» **WRITTEN TASK**:
Reproduce word for word the part of the music essay below between "- Play music" and "those boom boxes.", inclusive.

Consider the following:
- “If music be the food of love, play on.” – William Shakespeare
- “Life seems to go on without effort when I am filled with music.” – George Eliot
- “Music gives a soul to the universe, wings to the mind, flight to the imagination, and life to everything.” – Plato
- “After silence, that which comes nearest to expressing the inexpressible is music.” – Aldous Huxley
- “Music, once admitted to the soul, becomes a sort of spirit and never dies.” – Edward Bulwer-Lytton
- “When I hear music, I fear no danger. I am invulnerable. I see no foe. I am related to the earliest of times, and to the latest.” – Henry David Thoreau
- “Music in the soul can be heard by the universe.” – Lao Tzu
These are but a few people’s thoughts who are greater than I, trying to express what music can do, what music means, and why music is essential. At this critical time in the World, we can use this most potent tool to lighten our loads, strengthen our minds and bodies, improve our environments, and raise our sights; we need to sing! We need music! Lots and lots of music!
I was in a meeting with a friend, and traditionally there were some songs to be sung. After one song, the leader of the meeting stood, walked to the podium, and declared, “We are going to sing that again, with gusto because all I heard was Mr. Salisbury and his friend singing with enthusiasm, and everyone here should be able to drown those two out.” Not the first time I have been called out for my inability to sing, and it won’t be the last either.
Thus, I offer suggestions for your consideration and application:
- When a song you like is playing, sing-along with gusto, enthusiasm, and choose to allow joy to carry your heart away inspired.
- Play music wherever you are. Not just with headphones or ear pods, but out loud. I miss the 1980s boom boxes playing all over the streets. I discovered some great music by listening to those boom boxes.
- Ever hear inspiring choirs or bands playing? I love a brass band, playing tunes that marshal my feet to action. Share those musical sounds!
- Need to be lifted from depression, check out some of the choirs recorded on YouTube. When I get depressed, my go-to spot is the Tabernacle Choir on Temple Square, previously known as “The Mormon Tabernacle Choir.” The Choir of Trinity College – Cambridge never ceases to lighten my mental spirit. The Wells Cathedral Choir is another whose talents and efforts are deeply appreciated.
- Mix up or explore music genres—jazz, Louis Armstrong, Duke Ellington, John Coltrane, Ella Fitzgerald, and so many more. I love pre-1980 R&B; those old sounds leave me excited and often are the prelude to sleep. I remain faithful to the Big Hair Bands and Southern Rock, showcasing the talents of Lynyrd Skynyrd, The Outlaws, Charlie Daniels, ZZ Top, .38 Special, and so many more, which enthrall my spirit and declare I will not go quietly into that dark night.

» **DATA ROWS**:

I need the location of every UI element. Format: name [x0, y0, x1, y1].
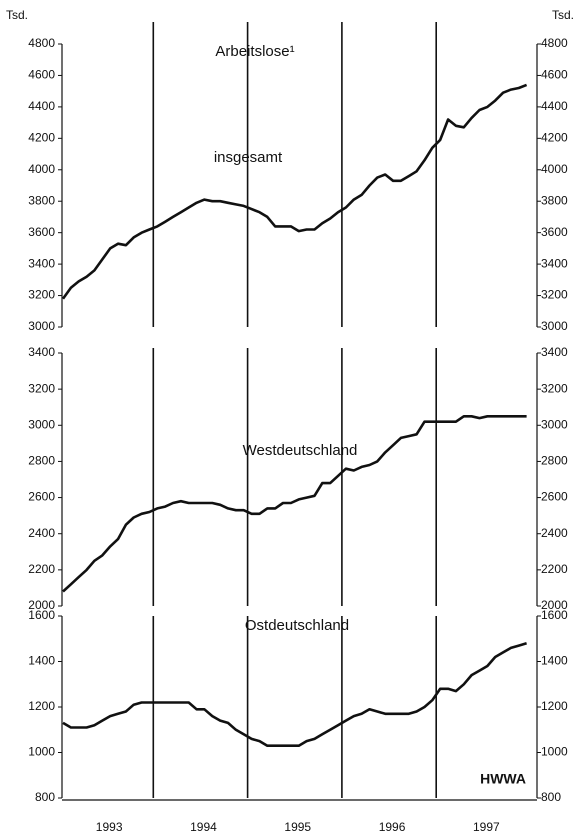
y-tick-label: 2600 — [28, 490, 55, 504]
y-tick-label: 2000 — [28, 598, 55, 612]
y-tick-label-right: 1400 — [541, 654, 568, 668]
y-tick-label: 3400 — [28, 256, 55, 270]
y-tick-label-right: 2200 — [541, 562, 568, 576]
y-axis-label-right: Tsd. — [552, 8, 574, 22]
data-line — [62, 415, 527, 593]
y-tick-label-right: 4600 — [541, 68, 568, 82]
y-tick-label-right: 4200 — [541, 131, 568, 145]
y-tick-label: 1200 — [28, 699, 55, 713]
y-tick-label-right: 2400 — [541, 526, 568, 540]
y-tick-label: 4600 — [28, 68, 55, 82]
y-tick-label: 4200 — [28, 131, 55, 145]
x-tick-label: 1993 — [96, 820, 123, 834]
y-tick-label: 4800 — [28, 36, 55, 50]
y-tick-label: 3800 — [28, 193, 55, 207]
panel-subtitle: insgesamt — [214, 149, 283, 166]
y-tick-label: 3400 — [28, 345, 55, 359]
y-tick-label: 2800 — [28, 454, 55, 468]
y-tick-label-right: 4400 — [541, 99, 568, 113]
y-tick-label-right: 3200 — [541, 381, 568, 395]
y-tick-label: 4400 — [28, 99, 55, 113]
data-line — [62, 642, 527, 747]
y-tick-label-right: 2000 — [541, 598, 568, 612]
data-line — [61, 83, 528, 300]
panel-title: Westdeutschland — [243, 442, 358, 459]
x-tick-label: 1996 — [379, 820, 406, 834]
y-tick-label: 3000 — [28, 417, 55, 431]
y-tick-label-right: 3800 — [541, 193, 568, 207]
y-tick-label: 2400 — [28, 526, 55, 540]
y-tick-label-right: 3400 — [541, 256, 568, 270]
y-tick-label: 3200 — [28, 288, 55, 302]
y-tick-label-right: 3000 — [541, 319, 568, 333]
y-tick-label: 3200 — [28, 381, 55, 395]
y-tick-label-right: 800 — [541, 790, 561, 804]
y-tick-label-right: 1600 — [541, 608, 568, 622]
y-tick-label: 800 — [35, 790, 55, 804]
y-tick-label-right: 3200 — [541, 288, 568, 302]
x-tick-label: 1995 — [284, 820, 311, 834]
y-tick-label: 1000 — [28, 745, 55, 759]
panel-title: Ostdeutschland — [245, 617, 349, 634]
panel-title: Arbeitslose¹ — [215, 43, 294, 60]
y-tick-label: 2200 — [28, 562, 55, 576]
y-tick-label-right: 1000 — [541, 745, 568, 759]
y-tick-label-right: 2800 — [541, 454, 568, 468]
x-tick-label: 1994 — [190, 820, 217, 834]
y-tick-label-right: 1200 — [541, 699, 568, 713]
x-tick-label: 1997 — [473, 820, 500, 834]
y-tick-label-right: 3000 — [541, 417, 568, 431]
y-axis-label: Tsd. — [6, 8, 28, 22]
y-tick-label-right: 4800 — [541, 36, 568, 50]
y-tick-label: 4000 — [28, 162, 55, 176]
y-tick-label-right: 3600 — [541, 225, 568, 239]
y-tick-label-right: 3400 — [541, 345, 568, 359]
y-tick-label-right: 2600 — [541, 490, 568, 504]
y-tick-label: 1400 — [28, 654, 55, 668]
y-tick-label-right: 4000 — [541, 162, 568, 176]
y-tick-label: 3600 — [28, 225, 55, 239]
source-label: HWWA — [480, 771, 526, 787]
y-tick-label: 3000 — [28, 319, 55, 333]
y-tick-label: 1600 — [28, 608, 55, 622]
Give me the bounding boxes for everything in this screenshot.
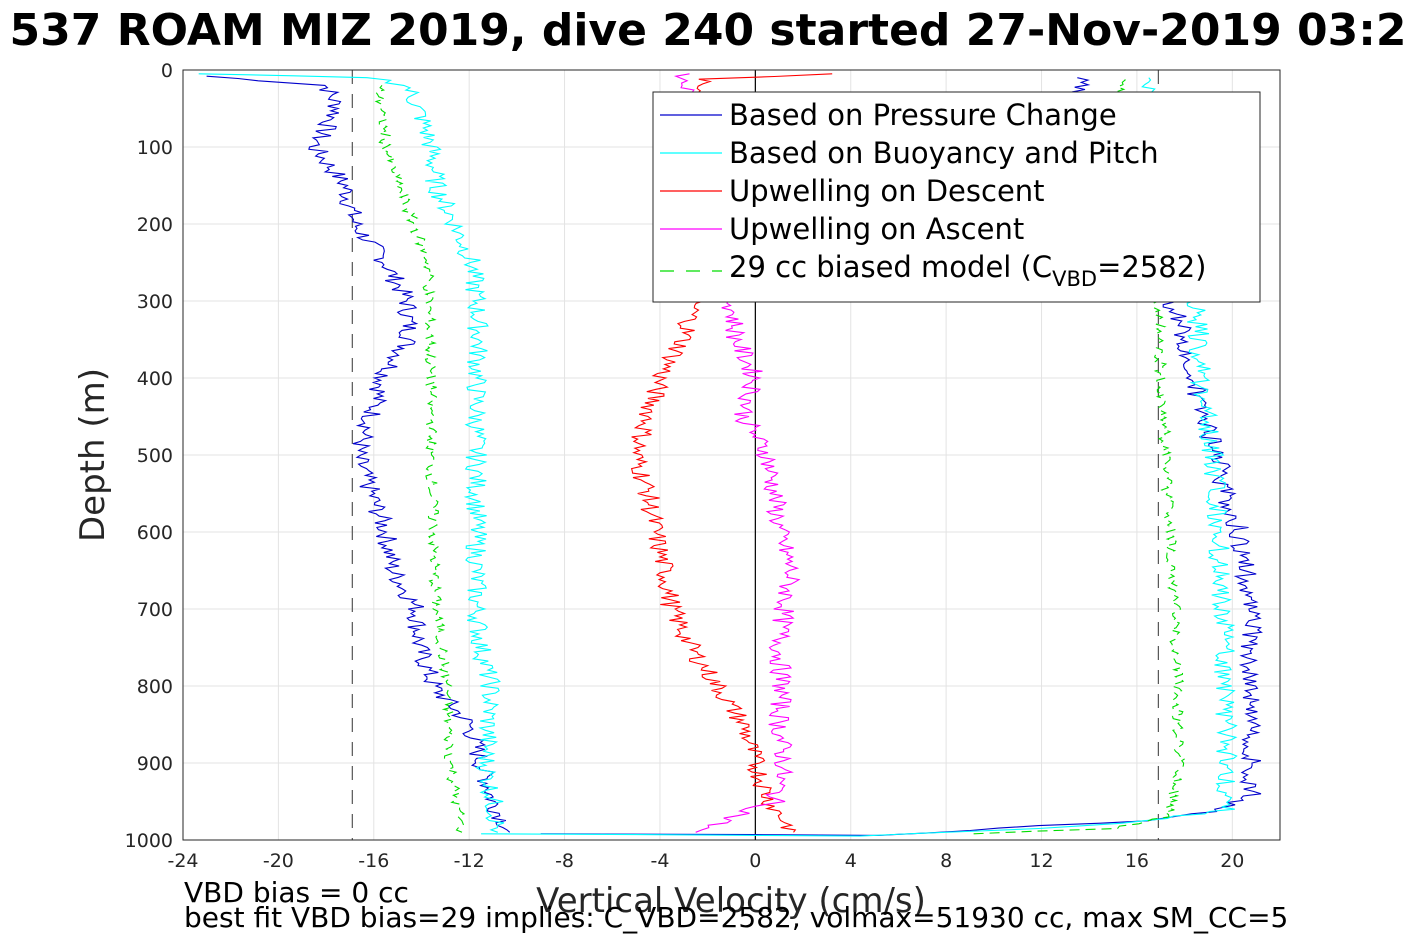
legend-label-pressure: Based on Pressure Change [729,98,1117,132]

» **COMPLETED EXERCISE**:
- Play music wherever you are. Not just with headphones or ear pods, but out loud. I miss the 1980s boom boxes playing all over the streets. I discovered some great music by listening to those boom boxes.